• Stated exercise:
Exact reproduction of the data is required, with images excluded.

• Provided data:
-------------------------

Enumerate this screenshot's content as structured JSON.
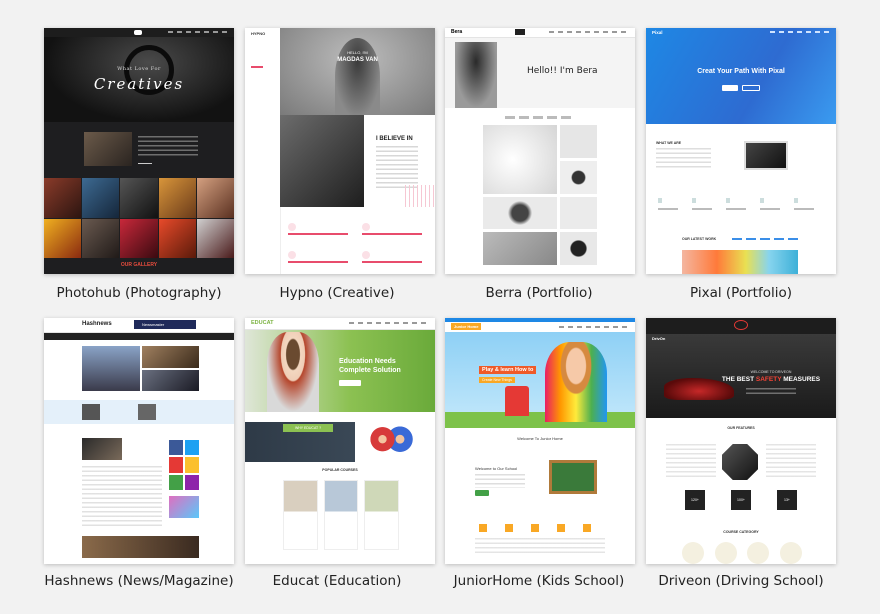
{
  "templates": [
    {
      "caption": "Photohub (Photography)",
      "hero_small": "What Love For",
      "hero_big": "Creatives",
      "section_label": "OUR GALLERY"
    },
    {
      "caption": "Hypno  (Creative)",
      "logo": "HYPNO",
      "hello": "HELLO, I'M",
      "name": "MAGDAS VAN",
      "believe": "I BELIEVE IN"
    },
    {
      "caption": "Berra  (Portfolio)",
      "logo": "Bera",
      "hero": "Hello!! I'm Bera"
    },
    {
      "caption": "Pixal  (Portfolio)",
      "logo": "Pixal",
      "hero": "Creat Your Path With Pixal",
      "what_we_are": "WHAT WE ARE",
      "latest_work": "OUR LATEST WORK"
    },
    {
      "caption": "Hashnews (News/Magazine)",
      "logo": "Hashnews",
      "banner": "Newsmaster"
    },
    {
      "caption": "Educat  (Education)",
      "logo": "EDUCAT",
      "hero_line1": "Education Needs",
      "hero_line2": "Complete Solution",
      "why": "WHY EDUCAT ?",
      "popular": "POPULAR COURSES"
    },
    {
      "caption": "JuniorHome (Kids School)",
      "logo": "Junior Home",
      "hero_line1": "Play & learn How to",
      "hero_line2": "Create New Things",
      "welcome": "Welcome To Junior Home",
      "school": "Welcome to Our School"
    },
    {
      "caption": "Driveon (Driving School)",
      "logo": "DrivOn",
      "hero_small": "WELCOME TO DRIVEON",
      "hero_prefix": "THE BEST",
      "hero_accent": "SAFETY",
      "hero_suffix": "MEASURES",
      "features": "OUR FEATURES",
      "category": "COURSE CATEGORY",
      "stats": [
        "120+",
        "100+",
        "13+"
      ]
    }
  ]
}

-------------------------

• Complete answer:
Enumerate this screenshot's content as structured JSON.
{
  "templates": [
    {
      "caption": "Photohub (Photography)",
      "hero_small": "What Love For",
      "hero_big": "Creatives",
      "section_label": "OUR GALLERY"
    },
    {
      "caption": "Hypno  (Creative)",
      "logo": "HYPNO",
      "hello": "HELLO, I'M",
      "name": "MAGDAS VAN",
      "believe": "I BELIEVE IN"
    },
    {
      "caption": "Berra  (Portfolio)",
      "logo": "Bera",
      "hero": "Hello!! I'm Bera"
    },
    {
      "caption": "Pixal  (Portfolio)",
      "logo": "Pixal",
      "hero": "Creat Your Path With Pixal",
      "what_we_are": "WHAT WE ARE",
      "latest_work": "OUR LATEST WORK"
    },
    {
      "caption": "Hashnews (News/Magazine)",
      "logo": "Hashnews",
      "banner": "Newsmaster"
    },
    {
      "caption": "Educat  (Education)",
      "logo": "EDUCAT",
      "hero_line1": "Education Needs",
      "hero_line2": "Complete Solution",
      "why": "WHY EDUCAT ?",
      "popular": "POPULAR COURSES"
    },
    {
      "caption": "JuniorHome (Kids School)",
      "logo": "Junior Home",
      "hero_line1": "Play & learn How to",
      "hero_line2": "Create New Things",
      "welcome": "Welcome To Junior Home",
      "school": "Welcome to Our School"
    },
    {
      "caption": "Driveon (Driving School)",
      "logo": "DrivOn",
      "hero_small": "WELCOME TO DRIVEON",
      "hero_prefix": "THE BEST",
      "hero_accent": "SAFETY",
      "hero_suffix": "MEASURES",
      "features": "OUR FEATURES",
      "category": "COURSE CATEGORY",
      "stats": [
        "120+",
        "100+",
        "13+"
      ]
    }
  ]
}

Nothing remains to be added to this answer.